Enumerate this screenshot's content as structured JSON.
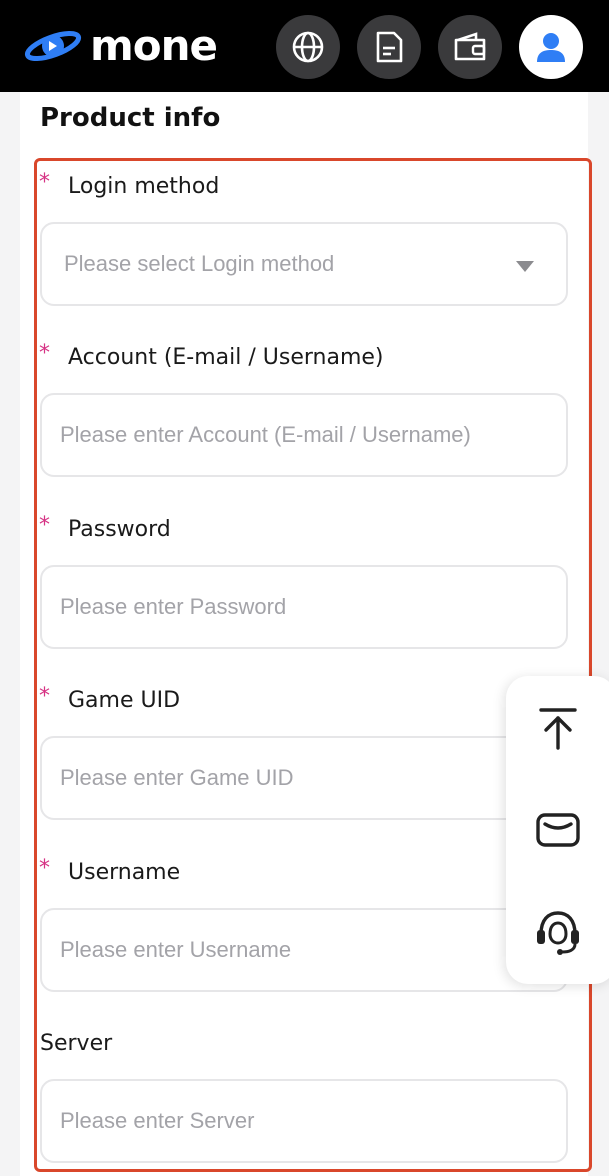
{
  "header": {
    "logo_text": "mone",
    "icons": [
      "globe-icon",
      "document-icon",
      "wallet-icon",
      "user-icon"
    ]
  },
  "card": {
    "title": "Product info"
  },
  "form": {
    "login_method": {
      "label": "Login method",
      "required": true,
      "placeholder": "Please select Login method"
    },
    "account": {
      "label": "Account (E-mail / Username)",
      "required": true,
      "placeholder": "Please enter Account (E-mail / Username)"
    },
    "password": {
      "label": "Password",
      "required": true,
      "placeholder": "Please enter Password"
    },
    "game_uid": {
      "label": "Game UID",
      "required": true,
      "placeholder": "Please enter Game UID"
    },
    "username": {
      "label": "Username",
      "required": true,
      "placeholder": "Please enter Username"
    },
    "server": {
      "label": "Server",
      "required": false,
      "placeholder": "Please enter Server"
    },
    "required_mark": "*"
  },
  "side_panel": {
    "icons": [
      "back-to-top-icon",
      "mail-icon",
      "support-headset-icon"
    ]
  },
  "colors": {
    "header_bg": "#000000",
    "required_mark": "#d63384",
    "highlight_border": "#d9472b",
    "brand_blue": "#2f7ef5"
  }
}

______________________________

**Requirements**
Within the material above, find the lines that contain the word "placeholder"; copy them.

**Written answer**
      "placeholder": "Please select Login method"
      "placeholder": "Please enter Account (E-mail / Username)"
      "placeholder": "Please enter Password"
      "placeholder": "Please enter Game UID"
      "placeholder": "Please enter Username"
      "placeholder": "Please enter Server"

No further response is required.